#### TO BE DONE
Give all of the lines again, with nothing added or dropped.
— Start of THE RECORDS —
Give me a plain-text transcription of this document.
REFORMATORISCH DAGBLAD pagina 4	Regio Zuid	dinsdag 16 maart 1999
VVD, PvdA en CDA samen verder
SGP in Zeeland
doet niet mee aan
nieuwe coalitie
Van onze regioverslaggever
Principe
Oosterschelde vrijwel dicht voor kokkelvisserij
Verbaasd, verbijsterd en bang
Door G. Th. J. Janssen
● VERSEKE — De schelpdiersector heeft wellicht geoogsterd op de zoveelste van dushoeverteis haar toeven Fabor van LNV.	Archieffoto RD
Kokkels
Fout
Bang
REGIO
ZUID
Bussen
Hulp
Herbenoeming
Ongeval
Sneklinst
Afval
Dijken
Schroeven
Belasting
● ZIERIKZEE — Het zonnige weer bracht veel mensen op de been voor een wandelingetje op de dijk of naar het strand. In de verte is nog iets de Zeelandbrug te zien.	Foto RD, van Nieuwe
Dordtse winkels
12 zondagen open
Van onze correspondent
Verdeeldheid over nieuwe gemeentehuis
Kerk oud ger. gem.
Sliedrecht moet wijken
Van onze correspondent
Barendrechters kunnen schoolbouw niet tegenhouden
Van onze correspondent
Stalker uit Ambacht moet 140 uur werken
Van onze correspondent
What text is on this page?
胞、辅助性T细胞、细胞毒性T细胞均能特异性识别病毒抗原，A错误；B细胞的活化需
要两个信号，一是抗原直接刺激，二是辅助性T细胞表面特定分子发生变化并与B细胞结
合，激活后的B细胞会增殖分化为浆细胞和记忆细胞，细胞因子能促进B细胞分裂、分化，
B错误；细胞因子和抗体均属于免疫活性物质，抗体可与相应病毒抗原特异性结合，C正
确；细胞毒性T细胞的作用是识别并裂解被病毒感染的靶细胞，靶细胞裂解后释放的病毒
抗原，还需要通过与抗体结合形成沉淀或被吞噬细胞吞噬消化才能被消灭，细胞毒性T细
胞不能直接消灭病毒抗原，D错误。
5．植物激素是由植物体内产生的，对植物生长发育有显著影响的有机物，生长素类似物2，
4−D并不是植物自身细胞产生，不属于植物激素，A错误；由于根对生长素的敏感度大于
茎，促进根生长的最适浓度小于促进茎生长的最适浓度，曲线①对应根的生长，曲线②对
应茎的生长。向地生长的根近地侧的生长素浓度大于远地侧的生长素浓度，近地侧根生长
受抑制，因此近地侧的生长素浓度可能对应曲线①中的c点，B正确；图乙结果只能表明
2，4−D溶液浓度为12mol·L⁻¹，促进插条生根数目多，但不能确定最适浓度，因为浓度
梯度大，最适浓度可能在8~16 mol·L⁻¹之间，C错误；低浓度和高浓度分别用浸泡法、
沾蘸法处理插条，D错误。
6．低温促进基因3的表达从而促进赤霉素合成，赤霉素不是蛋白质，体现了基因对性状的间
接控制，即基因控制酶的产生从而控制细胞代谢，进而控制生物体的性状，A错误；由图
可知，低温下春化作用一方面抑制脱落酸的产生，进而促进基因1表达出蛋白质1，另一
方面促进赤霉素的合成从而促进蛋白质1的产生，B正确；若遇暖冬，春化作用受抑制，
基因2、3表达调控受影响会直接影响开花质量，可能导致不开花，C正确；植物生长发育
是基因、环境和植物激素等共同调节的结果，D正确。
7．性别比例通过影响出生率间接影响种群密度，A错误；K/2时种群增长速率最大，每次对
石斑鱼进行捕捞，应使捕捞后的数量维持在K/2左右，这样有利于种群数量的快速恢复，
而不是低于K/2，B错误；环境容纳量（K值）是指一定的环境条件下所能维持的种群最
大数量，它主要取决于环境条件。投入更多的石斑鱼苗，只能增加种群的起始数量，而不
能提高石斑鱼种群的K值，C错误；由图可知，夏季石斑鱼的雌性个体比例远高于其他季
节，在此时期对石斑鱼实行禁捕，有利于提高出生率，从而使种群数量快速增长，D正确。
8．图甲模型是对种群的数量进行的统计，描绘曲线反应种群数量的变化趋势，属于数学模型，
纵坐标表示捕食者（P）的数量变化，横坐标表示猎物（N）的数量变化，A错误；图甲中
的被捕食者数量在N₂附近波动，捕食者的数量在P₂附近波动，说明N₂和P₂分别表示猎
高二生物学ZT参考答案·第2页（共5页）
— End of THE RECORDS —
#### COMPLETED EXERCISE
Give me a plain-text transcription of this document.
REFORMATORISCH DAGBLAD pagina 4	Regio Zuid	dinsdag 16 maart 1999
VVD, PvdA en CDA samen verder
SGP in Zeeland
doet niet mee aan
nieuwe coalitie
Van onze regioverslaggever
Principe
Oosterschelde vrijwel dicht voor kokkelvisserij
Verbaasd, verbijsterd en bang
Door G. Th. J. Janssen
● VERSEKE — De schelpdiersector heeft wellicht geoogsterd op de zoveelste van dushoeverteis haar toeven Fabor van LNV.	Archieffoto RD
Kokkels
Fout
Bang
REGIO
ZUID
Bussen
Hulp
Herbenoeming
Ongeval
Sneklinst
Afval
Dijken
Schroeven
Belasting
● ZIERIKZEE — Het zonnige weer bracht veel mensen op de been voor een wandelingetje op de dijk of naar het strand. In de verte is nog iets de Zeelandbrug te zien.	Foto RD, van Nieuwe
Dordtse winkels
12 zondagen open
Van onze correspondent
Verdeeldheid over nieuwe gemeentehuis
Kerk oud ger. gem.
Sliedrecht moet wijken
Van onze correspondent
Barendrechters kunnen schoolbouw niet tegenhouden
Van onze correspondent
Stalker uit Ambacht moet 140 uur werken
Van onze correspondent
What text is on this page?
胞、辅助性T细胞、细胞毒性T细胞均能特异性识别病毒抗原，A错误；B细胞的活化需
要两个信号，一是抗原直接刺激，二是辅助性T细胞表面特定分子发生变化并与B细胞结
合，激活后的B细胞会增殖分化为浆细胞和记忆细胞，细胞因子能促进B细胞分裂、分化，
B错误；细胞因子和抗体均属于免疫活性物质，抗体可与相应病毒抗原特异性结合，C正
确；细胞毒性T细胞的作用是识别并裂解被病毒感染的靶细胞，靶细胞裂解后释放的病毒
抗原，还需要通过与抗体结合形成沉淀或被吞噬细胞吞噬消化才能被消灭，细胞毒性T细
胞不能直接消灭病毒抗原，D错误。
5．植物激素是由植物体内产生的，对植物生长发育有显著影响的有机物，生长素类似物2，
4−D并不是植物自身细胞产生，不属于植物激素，A错误；由于根对生长素的敏感度大于
茎，促进根生长的最适浓度小于促进茎生长的最适浓度，曲线①对应根的生长，曲线②对
应茎的生长。向地生长的根近地侧的生长素浓度大于远地侧的生长素浓度，近地侧根生长
受抑制，因此近地侧的生长素浓度可能对应曲线①中的c点，B正确；图乙结果只能表明
2，4−D溶液浓度为12mol·L⁻¹，促进插条生根数目多，但不能确定最适浓度，因为浓度
梯度大，最适浓度可能在8~16 mol·L⁻¹之间，C错误；低浓度和高浓度分别用浸泡法、
沾蘸法处理插条，D错误。
6．低温促进基因3的表达从而促进赤霉素合成，赤霉素不是蛋白质，体现了基因对性状的间
接控制，即基因控制酶的产生从而控制细胞代谢，进而控制生物体的性状，A错误；由图
可知，低温下春化作用一方面抑制脱落酸的产生，进而促进基因1表达出蛋白质1，另一
方面促进赤霉素的合成从而促进蛋白质1的产生，B正确；若遇暖冬，春化作用受抑制，
基因2、3表达调控受影响会直接影响开花质量，可能导致不开花，C正确；植物生长发育
是基因、环境和植物激素等共同调节的结果，D正确。
7．性别比例通过影响出生率间接影响种群密度，A错误；K/2时种群增长速率最大，每次对
石斑鱼进行捕捞，应使捕捞后的数量维持在K/2左右，这样有利于种群数量的快速恢复，
而不是低于K/2，B错误；环境容纳量（K值）是指一定的环境条件下所能维持的种群最
大数量，它主要取决于环境条件。投入更多的石斑鱼苗，只能增加种群的起始数量，而不
能提高石斑鱼种群的K值，C错误；由图可知，夏季石斑鱼的雌性个体比例远高于其他季
节，在此时期对石斑鱼实行禁捕，有利于提高出生率，从而使种群数量快速增长，D正确。
8．图甲模型是对种群的数量进行的统计，描绘曲线反应种群数量的变化趋势，属于数学模型，
纵坐标表示捕食者（P）的数量变化，横坐标表示猎物（N）的数量变化，A错误；图甲中
的被捕食者数量在N₂附近波动，捕食者的数量在P₂附近波动，说明N₂和P₂分别表示猎
高二生物学ZT参考答案·第2页（共5页）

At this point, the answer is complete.